**Brano estratto**
┌──
LE PAROLE DEL 2017

UN ANNO RICCO DI ATTUALITÀ, NOVITÀ, SFIDE.
IL 2017 HA INNESCATO UN INTERMITTENTE OTTIMISMO.
NOI VE LO RACCONTIAMO IN DODICI PAROLE, IN ATTESA (E SPERANDO) CHE IL 2018 CONFERMI I TANTI SEGNALI DI RIPRESA E NE INNESCHI UNA CONCRETA ACCELERAZIONE .

 

ACQUISIZIONE
Anni passati a valutare il peso delle operazioni finanziarie a valle, poi arriva il 2017 e il fenomeno risale la corrente, mettendo la conceria sotto i riflettori. D’accordo, Richemont nelle scorse settimane si è annesso la pelletteria milanese Serapian, ma la sua operazione non sposta il baricentro del discorso e, in alcuni casi, il tasso di novità che porta con sé. Come l’operazione che ha condotto la conceria Pasubio sotto l’ombrello dei britannici di CVC Capital Partners, visto che quest’ultimo è un fondo di investimento con interessi (molto) differenziati e un patrimonio gestito superiore ai 590 miliardi di dollari. Più tradizionale il passaggio di Scamosceria del Brenta sotto la proprietà di Isa TanTec, gruppo conciario a capitale tedesco ramificato soprattutto in Asia. Fallito, invece, il tentativo di acquisire una conceria solofrana da parte di un player asiatico che, però, ci dicono sia ancora in cerca di un obiettivo. Nei Paesi Bassi, la holding Bellivo, che possiede l’operatore della carne Sopraco, ha integrato la sua attività rilevando Rompa Leather. In Nuova Zelanda, i cinesi di Henan Prosper hanno acquisito G L Bowron&Co, mentre Wallace Group si è accaparrata la conceria Nichols. Grandi movimenti che potrebbero non essere terminati.

DAZIO
Rinnovi, paradossi, sviste burocratiche. Il 2017 ha alzato l’asticella della quota di materia prima, grezza e semilavorata, sottratta al libero commercio oltre il 51%. “Per noi è una questione di sopravvivenza -, dicono i protezionisti – dobbiamo far lavorare le nostre concerie e la nostra manifattura”. Però in Tanzania il dazio fa marcire le pelli nei magazzini, perché la conceria non è attrezzata per lavorarle. In Zimbabwe prima proteggono, poi varano uno sgravio fiscale per alcune società esportatrici che non riescono più a vendere e infine arriva LMAC (l’associazione nazionale dell’industria zootecnica) che chiede di abolire il dazio «perché l’area pelle locale è strutturata per lavorare le pelli grandi: quelle piccole e medie rimangono senza domanda» e, pure loro, finiscono per marcire. In Russia rinnovano il blocco alle vendite estere di wet blue, “temporaneo” dal 2014 e protratto fino al 45 aprile 2018. Chiude il cerchio la Turchia che lo scorso agosto impone un blocco di fatto sull’export di wet blue bovino (500 euro a tonnellata), ma poi è costretta a fare parziale retromarcia sotto la pressione dei suoi conciatori. Il dazio era scritto male, comprendeva anche le croste. Le hanno “rimesse in libertà”.
└──
**Compiti**
1. Traduci in inglese questa frase del brano sulle parole del 2017: «Nei Paesi Bassi, la holding Bellivo, che possiede l’operatore della carne Sopraco, ha integrato la sua attività rilevando Rompa Leather.»
2. Riprendi il brano sulle parole del 2017 e proseguilo a partire dalla sua ultima frase.
Le voci riportate qui sotto non hanno alcun legame con il brano.

**Voci**
┌──
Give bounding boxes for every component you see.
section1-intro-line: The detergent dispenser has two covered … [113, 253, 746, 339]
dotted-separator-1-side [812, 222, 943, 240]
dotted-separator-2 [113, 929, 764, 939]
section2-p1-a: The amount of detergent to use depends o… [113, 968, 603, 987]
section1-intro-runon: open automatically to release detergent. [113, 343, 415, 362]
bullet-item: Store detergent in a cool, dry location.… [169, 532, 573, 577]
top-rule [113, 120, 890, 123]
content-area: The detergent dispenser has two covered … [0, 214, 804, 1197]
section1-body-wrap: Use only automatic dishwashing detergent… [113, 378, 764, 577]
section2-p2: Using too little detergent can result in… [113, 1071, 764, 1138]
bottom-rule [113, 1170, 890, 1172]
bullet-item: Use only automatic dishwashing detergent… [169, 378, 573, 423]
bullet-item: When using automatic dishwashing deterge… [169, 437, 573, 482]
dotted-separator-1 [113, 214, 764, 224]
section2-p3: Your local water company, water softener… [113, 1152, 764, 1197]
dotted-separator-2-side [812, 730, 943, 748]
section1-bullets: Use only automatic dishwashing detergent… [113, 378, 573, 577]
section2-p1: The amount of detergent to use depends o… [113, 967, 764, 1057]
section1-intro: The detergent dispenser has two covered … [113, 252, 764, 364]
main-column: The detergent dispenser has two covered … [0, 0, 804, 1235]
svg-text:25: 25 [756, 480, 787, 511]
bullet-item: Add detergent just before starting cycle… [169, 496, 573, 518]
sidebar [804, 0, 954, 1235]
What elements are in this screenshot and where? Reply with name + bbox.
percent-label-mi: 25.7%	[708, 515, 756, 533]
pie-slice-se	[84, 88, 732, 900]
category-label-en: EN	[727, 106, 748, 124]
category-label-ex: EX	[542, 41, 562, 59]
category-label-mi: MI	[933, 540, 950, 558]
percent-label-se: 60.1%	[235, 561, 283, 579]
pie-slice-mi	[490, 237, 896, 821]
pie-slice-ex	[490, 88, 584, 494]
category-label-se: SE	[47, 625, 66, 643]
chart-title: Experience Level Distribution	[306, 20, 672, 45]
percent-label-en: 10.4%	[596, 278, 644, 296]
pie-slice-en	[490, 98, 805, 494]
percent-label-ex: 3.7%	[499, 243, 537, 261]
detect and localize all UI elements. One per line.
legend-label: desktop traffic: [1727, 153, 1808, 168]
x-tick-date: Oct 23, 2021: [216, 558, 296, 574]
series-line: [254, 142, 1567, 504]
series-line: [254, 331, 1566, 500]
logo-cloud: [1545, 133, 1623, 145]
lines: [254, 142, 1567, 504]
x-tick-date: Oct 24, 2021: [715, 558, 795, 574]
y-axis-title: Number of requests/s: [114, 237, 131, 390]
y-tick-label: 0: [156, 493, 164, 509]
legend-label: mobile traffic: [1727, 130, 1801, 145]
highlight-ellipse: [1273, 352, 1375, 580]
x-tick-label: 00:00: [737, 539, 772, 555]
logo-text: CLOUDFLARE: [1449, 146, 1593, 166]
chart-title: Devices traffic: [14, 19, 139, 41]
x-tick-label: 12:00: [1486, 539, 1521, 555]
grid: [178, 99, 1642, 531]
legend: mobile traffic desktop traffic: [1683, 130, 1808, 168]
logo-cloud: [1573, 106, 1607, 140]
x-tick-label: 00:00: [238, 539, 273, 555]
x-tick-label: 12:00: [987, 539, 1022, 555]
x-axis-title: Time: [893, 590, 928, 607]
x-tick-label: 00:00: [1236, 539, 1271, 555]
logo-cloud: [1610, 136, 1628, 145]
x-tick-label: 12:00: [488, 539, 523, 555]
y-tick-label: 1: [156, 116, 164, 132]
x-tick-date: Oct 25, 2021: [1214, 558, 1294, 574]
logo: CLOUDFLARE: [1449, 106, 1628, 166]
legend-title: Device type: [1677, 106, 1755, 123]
└──
**Risultati in ordine**
1. In the Netherlands, the holding company Bellivo, which owns the meat operator Sopraco, integrated its business by acquiring Rompa Leather.

2.
ECORAGGIRO
Nuovi materiali, nuovi brand, nuovi mercati. Vecchi problemi. L’anno che ci mettiamo alle spalle è stato vissuto dal punto di vista della linguistica e della comunicazione, pericolosamente. Già, perché il problema di certe iniziative “eco-chic” è che propinano veri e propri raggiri ai consumatori con parole falsamente rassicuranti. Come è il fantomatico “Wineleather”, tessuto prodotto da una startup italiana e propagandato come “pelle tratta dalla vinaccia”. Una diffida di UNIC ha persuaso i produttori non solo a rinunciare al nome, ma anche al corredo promozionale che spacciava la filiera della pelle inquinante come un olocausto nucleare. Una falsità. D’altronde chi si cimenta nei materiali alternativi denigra l’industria conciaria per mero tornaconto commerciale. È il mercato a spingere le case automobilistiche di lusso verso i tessuti sintetici. Tesla rigira la scelta sulle questioni etiche, ma Bentley, più francamente, si lascia scappare di aprirsi alla possibilità «per intercettare una quota di mercato in più». Sullo sfondo si aggira lo spettro di FlyLeather, il materiale di Nike che riporta l’equivoco del rigenerato di fibre di cuoio venduto per “cuoio rigenerato”. Alla fine, dicevamo, è sempre un problema di parole.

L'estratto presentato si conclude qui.